### [Aim]
Within the records that follow, find every line containing the string "arbetslöshet". Copy those lines.

### [Stored items]

━━━━━━

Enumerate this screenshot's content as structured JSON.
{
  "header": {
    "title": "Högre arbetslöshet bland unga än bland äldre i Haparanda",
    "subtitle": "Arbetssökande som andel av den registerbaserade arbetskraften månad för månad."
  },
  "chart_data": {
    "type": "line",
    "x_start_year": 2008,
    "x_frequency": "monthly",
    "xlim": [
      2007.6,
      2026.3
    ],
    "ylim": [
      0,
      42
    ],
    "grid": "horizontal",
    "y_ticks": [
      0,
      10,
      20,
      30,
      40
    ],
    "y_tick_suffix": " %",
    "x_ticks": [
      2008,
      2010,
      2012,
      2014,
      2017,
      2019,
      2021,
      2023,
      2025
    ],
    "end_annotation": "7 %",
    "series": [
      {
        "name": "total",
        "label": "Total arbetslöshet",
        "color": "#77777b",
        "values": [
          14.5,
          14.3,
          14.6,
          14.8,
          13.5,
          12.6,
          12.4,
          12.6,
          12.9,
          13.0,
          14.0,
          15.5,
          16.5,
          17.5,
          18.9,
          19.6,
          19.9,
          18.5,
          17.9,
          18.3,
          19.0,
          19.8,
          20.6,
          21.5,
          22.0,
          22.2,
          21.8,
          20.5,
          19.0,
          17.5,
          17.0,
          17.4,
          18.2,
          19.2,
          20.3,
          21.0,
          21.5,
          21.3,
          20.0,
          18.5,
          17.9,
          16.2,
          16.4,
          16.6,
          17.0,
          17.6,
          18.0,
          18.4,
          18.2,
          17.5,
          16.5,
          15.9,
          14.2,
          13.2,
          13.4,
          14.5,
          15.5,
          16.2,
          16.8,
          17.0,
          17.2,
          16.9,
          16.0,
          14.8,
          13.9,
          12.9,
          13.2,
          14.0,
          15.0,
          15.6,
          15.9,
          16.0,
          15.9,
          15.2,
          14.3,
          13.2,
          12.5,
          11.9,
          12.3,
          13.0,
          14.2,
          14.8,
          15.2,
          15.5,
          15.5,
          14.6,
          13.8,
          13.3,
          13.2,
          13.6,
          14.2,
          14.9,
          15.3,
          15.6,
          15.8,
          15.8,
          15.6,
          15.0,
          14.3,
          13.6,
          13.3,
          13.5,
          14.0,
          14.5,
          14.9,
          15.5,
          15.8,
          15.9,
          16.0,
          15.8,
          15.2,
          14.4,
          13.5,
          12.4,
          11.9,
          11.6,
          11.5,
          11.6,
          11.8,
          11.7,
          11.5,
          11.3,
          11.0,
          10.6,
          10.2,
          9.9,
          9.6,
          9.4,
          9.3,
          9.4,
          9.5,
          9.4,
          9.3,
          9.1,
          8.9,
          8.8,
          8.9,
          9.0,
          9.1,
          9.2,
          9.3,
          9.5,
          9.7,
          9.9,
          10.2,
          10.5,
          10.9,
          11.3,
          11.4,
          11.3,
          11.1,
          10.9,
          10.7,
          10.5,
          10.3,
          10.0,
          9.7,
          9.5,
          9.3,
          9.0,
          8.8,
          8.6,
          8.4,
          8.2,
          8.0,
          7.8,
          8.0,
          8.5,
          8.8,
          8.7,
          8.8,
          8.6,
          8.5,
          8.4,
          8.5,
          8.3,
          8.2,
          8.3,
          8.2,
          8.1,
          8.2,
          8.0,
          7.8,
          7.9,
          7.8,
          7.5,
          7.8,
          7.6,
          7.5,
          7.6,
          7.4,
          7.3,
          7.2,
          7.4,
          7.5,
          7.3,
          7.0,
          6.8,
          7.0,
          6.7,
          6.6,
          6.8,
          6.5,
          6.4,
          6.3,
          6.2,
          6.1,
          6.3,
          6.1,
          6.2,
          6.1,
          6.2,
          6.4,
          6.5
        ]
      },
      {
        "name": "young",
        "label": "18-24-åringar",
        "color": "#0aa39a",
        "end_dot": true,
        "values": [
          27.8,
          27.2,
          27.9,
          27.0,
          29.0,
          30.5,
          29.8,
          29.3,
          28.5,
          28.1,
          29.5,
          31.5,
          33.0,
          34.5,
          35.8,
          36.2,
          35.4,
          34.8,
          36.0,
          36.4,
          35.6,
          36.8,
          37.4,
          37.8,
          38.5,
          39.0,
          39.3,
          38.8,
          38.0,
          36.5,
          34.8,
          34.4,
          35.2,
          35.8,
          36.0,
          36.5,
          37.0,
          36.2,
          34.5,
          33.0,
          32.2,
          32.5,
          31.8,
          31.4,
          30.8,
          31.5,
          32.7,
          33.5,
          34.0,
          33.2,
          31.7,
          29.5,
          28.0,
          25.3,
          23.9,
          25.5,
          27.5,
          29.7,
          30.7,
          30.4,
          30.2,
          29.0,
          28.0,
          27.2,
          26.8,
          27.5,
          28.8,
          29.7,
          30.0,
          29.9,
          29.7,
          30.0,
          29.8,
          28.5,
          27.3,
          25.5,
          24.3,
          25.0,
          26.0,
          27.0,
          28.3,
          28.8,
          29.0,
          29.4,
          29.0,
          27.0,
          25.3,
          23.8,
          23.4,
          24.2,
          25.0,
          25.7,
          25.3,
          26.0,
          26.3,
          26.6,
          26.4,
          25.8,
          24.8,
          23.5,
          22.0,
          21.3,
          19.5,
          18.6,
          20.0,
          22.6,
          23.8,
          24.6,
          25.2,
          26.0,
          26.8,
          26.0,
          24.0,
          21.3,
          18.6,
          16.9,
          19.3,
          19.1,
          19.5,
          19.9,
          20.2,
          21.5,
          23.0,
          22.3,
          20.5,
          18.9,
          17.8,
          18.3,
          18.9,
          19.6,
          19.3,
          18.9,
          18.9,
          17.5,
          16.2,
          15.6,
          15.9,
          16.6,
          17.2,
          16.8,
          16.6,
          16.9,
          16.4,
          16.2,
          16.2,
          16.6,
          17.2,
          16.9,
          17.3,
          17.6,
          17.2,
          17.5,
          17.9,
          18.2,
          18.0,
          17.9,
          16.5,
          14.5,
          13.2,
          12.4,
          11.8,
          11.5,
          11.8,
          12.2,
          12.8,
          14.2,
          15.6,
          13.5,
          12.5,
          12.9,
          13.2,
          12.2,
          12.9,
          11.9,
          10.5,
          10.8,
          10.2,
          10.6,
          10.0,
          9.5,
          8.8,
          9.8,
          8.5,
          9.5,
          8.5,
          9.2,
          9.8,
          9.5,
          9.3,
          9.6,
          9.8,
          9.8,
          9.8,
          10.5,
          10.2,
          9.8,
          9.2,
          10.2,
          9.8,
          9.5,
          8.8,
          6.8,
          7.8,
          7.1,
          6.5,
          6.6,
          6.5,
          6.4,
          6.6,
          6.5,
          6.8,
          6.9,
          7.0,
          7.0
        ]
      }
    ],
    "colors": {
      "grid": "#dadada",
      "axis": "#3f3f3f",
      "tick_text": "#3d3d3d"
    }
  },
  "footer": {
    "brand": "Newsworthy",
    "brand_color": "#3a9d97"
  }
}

━━━━━━

### [Complete answer]
    "title": "Högre arbetslöshet bland unga än bland äldre i Haparanda",
        "label": "Total arbetslöshet",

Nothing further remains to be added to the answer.